▶ **OBJECTIVE**
Rewrite the items from the first line up to and including the line with "accessibility-icon[interactable] <box>920 366", changing "Adobe Sign" to "Acrobat Sign" and keeping everything else the same.

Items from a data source
....

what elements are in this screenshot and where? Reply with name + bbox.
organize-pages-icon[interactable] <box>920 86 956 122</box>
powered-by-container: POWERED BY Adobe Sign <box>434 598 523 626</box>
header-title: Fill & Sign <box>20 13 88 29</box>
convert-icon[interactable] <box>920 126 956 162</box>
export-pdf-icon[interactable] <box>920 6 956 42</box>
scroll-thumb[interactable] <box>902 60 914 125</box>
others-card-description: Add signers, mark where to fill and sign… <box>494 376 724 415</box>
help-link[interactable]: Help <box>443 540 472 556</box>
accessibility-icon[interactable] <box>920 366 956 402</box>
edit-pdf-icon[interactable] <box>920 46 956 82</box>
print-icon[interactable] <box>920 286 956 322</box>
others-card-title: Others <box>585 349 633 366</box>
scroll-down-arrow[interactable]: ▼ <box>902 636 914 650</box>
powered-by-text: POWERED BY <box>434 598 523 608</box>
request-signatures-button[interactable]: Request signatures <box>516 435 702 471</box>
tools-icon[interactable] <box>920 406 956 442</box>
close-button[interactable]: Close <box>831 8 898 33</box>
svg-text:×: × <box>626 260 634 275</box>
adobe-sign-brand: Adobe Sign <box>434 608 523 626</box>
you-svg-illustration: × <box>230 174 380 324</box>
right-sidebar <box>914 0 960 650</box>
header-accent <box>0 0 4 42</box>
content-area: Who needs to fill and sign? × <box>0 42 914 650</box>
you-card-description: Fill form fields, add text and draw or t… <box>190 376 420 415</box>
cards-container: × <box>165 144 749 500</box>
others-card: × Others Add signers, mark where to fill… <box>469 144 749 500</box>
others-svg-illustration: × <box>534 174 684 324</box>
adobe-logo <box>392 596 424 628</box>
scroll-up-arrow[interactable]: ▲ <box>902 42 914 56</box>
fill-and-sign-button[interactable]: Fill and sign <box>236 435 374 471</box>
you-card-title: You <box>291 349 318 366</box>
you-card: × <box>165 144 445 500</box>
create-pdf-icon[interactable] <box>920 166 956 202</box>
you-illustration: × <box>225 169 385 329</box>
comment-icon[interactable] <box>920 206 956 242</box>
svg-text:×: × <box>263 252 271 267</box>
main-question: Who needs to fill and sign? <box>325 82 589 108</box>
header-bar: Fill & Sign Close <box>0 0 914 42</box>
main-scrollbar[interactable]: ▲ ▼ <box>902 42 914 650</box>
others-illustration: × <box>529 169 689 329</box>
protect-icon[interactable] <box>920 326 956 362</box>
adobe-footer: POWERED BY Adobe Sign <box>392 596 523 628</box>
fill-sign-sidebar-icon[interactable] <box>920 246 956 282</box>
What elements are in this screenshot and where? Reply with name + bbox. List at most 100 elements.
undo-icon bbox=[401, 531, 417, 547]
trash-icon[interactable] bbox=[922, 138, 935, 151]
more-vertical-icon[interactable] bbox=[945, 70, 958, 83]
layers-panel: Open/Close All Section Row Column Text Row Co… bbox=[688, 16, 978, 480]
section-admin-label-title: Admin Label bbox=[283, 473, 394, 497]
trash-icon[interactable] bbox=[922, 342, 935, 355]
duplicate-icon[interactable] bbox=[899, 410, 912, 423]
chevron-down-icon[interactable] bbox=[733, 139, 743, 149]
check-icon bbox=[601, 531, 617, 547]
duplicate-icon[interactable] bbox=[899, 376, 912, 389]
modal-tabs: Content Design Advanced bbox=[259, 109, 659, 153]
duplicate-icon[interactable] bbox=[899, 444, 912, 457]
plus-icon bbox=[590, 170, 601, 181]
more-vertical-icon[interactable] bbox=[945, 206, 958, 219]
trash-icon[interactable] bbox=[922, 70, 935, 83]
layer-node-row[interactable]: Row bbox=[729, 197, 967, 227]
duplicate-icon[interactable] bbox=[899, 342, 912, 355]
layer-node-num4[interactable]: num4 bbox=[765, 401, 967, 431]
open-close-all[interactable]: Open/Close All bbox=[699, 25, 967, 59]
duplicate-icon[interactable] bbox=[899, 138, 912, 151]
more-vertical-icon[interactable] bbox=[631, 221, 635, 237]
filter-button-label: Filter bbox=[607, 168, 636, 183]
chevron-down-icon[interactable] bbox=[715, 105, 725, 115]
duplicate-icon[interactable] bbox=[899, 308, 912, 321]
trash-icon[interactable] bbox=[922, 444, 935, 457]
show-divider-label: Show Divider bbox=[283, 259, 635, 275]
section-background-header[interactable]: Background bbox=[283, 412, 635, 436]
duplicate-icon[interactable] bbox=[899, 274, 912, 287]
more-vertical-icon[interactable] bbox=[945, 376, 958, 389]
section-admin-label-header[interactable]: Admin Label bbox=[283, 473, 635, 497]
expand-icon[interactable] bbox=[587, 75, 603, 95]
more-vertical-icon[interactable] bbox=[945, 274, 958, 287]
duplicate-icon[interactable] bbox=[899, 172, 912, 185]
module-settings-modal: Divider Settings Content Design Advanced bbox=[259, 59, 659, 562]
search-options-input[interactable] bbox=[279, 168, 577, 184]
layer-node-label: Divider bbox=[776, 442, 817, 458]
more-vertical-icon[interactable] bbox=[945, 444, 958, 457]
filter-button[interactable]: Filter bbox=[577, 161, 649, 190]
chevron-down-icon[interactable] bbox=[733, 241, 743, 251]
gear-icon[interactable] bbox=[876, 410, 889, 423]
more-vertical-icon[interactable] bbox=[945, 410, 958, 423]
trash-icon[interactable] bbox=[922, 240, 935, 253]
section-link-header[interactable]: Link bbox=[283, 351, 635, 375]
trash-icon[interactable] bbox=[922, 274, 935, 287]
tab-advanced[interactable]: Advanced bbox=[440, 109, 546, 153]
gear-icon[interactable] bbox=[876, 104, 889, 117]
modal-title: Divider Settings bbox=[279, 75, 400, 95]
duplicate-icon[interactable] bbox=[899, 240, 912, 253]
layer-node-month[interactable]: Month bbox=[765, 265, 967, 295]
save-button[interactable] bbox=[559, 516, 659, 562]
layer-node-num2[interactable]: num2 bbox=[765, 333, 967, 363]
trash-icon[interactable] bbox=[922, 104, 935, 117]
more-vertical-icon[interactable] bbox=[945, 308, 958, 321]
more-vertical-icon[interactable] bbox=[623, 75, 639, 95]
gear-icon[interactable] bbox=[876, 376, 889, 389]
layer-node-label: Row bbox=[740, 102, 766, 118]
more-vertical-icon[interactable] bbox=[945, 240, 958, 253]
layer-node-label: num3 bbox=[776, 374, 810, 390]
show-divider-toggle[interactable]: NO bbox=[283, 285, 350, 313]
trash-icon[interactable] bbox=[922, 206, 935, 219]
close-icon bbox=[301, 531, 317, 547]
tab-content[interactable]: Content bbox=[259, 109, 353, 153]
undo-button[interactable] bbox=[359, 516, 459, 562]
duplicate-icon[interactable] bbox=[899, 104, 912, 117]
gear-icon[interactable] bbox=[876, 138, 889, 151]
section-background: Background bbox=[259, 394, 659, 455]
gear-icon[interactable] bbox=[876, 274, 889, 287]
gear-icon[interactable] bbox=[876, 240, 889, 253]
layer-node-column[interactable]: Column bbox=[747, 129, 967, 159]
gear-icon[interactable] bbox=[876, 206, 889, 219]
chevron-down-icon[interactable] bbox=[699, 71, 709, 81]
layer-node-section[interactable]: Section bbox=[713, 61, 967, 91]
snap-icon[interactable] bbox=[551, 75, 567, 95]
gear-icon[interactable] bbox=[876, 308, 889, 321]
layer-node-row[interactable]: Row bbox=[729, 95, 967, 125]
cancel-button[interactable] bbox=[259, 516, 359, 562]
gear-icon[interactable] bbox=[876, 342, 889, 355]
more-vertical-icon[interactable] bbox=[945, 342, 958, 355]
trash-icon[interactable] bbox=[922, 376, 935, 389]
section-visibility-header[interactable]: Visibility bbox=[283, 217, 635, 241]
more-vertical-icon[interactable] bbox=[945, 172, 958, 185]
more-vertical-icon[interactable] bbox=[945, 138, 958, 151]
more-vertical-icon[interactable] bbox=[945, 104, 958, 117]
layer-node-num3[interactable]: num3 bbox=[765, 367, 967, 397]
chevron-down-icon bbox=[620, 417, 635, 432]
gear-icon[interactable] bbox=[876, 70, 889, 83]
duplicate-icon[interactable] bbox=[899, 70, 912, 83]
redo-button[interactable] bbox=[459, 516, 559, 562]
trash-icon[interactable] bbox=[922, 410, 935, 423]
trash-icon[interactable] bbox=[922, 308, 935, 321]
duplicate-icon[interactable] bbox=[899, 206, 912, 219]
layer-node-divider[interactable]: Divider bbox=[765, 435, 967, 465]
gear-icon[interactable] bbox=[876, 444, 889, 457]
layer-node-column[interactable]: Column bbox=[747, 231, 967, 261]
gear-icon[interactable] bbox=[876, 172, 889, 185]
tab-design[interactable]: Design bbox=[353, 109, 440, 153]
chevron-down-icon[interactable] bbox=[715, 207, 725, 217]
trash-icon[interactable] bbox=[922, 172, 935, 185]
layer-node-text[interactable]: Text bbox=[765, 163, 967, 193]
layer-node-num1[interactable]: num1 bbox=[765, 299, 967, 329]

....

▶ **OUTPUT OF THE TASK**
what elements are in this screenshot and where? Reply with name + bbox.
organize-pages-icon[interactable] <box>920 86 956 122</box>
powered-by-container: POWERED BY Acrobat Sign <box>434 598 523 626</box>
header-title: Fill & Sign <box>20 13 88 29</box>
convert-icon[interactable] <box>920 126 956 162</box>
export-pdf-icon[interactable] <box>920 6 956 42</box>
scroll-thumb[interactable] <box>902 60 914 125</box>
others-card-description: Add signers, mark where to fill and sign… <box>494 376 724 415</box>
help-link[interactable]: Help <box>443 540 472 556</box>
accessibility-icon[interactable] <box>920 366 956 402</box>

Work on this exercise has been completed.